> **TAREFAS E EXERCÍCIOS**:
1 - Responda às perguntas abaixo com base no texto sobre o álbum Caipira.
(a) Por qual gravadora saiu o novo álbum de Mônica Salmaso?
(b) Quem gravou primeiramente a canção Leilão?
(c) Quem são os autores de Leilão?
2 - Diga se cada afirmação abaixo está de acordo com o texto sobre o álbum Caipira, respondendo sim ou não e citando as palavras do texto que decidem.
(a) A canção Leilão trata de um casal de escravos separado por uma venda.
(b) Mônica Salmaso foi a primeira a gravar Leilão.
(c) O repertório do álbum foi escolhido entre joias sertanejas.

> **TRECHO DO TEXTO**:
A caipirice elegante de Mônica Salmaso

22/04/2017. Credito: Paulo Rapoport/Divulgacao. Monica Salmaso.

Ao dar o título de Caipira para seu novo álbum, que acabou de sair pela Biscoito Fino, Mônica Salmaso – tida pelos ouvidos apurados como a maior cantora dessa geração – entra em compasso com o que sempre falamos em A Província: ser caipira é chique. E ela demonstra isso num trabalho irrepreensível, com um repertório que pinçou entre joias sertanejas, de alma poética.

Para entender, é só ouvir a versão dela para Leilão, canção de Heckel Tavares e Joracy Camargo gravada primeiramente por Inezita Barroso, e que fala de um casal de escravos separado pela venda dela. Afinação total e emoção na medida, sem necessidade de demonstrar potência vocal.

> **SEÇÃO DE DADOS**:
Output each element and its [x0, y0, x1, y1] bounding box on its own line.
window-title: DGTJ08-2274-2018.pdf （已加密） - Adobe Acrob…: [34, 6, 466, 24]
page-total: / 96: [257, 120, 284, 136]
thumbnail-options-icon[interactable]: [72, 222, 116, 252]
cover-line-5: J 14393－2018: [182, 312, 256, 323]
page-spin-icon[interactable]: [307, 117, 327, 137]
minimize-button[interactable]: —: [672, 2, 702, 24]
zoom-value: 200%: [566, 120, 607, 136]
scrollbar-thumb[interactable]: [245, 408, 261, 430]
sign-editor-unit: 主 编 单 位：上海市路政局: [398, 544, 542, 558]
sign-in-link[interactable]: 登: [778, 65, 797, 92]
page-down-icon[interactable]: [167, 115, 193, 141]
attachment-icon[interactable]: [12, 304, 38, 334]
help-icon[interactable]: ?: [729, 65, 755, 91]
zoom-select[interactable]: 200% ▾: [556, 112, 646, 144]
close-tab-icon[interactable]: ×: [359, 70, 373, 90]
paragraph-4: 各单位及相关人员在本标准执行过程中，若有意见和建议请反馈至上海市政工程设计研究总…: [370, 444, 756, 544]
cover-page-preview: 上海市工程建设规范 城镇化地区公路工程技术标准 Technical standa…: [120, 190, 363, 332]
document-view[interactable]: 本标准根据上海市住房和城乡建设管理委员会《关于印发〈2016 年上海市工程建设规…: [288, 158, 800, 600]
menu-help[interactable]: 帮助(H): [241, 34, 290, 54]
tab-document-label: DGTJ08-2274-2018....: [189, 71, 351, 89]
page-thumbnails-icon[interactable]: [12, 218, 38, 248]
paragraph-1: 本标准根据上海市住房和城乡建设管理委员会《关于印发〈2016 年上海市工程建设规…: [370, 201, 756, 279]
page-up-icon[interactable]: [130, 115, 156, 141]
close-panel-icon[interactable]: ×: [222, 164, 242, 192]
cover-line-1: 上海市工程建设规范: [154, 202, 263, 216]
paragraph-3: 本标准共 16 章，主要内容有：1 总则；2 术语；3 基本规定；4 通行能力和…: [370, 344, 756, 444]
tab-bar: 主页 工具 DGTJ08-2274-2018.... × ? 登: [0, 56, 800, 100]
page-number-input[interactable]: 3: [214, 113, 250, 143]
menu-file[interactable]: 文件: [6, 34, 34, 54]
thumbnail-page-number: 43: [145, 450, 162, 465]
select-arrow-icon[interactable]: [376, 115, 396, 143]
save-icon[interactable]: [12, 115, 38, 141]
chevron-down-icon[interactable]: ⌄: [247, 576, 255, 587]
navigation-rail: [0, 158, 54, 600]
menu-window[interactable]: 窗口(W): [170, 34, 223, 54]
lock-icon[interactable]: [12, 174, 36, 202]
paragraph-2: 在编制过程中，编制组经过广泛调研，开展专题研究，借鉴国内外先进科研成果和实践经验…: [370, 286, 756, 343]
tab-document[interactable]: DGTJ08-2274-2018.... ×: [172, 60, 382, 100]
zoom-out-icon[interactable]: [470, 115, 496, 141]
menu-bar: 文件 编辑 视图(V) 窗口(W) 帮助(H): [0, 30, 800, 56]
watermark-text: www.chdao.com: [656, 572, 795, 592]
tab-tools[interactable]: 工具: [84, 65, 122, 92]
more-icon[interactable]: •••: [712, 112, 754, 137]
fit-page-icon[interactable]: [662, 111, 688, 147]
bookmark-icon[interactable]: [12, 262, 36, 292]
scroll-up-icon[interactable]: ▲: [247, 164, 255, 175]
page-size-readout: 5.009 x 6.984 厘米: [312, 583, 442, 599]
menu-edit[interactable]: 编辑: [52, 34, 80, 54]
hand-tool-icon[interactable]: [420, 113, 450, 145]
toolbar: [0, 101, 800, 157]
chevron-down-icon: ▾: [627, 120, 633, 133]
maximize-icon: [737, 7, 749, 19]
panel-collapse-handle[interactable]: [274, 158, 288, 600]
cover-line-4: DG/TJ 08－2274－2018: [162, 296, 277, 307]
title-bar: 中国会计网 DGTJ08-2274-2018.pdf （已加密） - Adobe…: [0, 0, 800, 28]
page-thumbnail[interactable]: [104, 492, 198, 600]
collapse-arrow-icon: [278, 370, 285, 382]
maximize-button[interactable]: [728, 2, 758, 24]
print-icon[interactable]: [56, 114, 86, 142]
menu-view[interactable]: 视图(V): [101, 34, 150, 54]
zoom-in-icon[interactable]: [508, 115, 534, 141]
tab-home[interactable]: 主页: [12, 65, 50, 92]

> **RESPOSTAS EM ORDEM**:
1 -
(a) Biscoito Fino.
(b) Inezita Barroso.
(c) Heckel Tavares e Joracy Camargo.

2 -
(a) Sim: “fala de um casal de escravos separado pela venda dela”.
(b) Não: “gravada primeiramente por Inezita Barroso”.
(c) Sim: “um repertório que pinçou entre joias sertanejas, de alma poética”.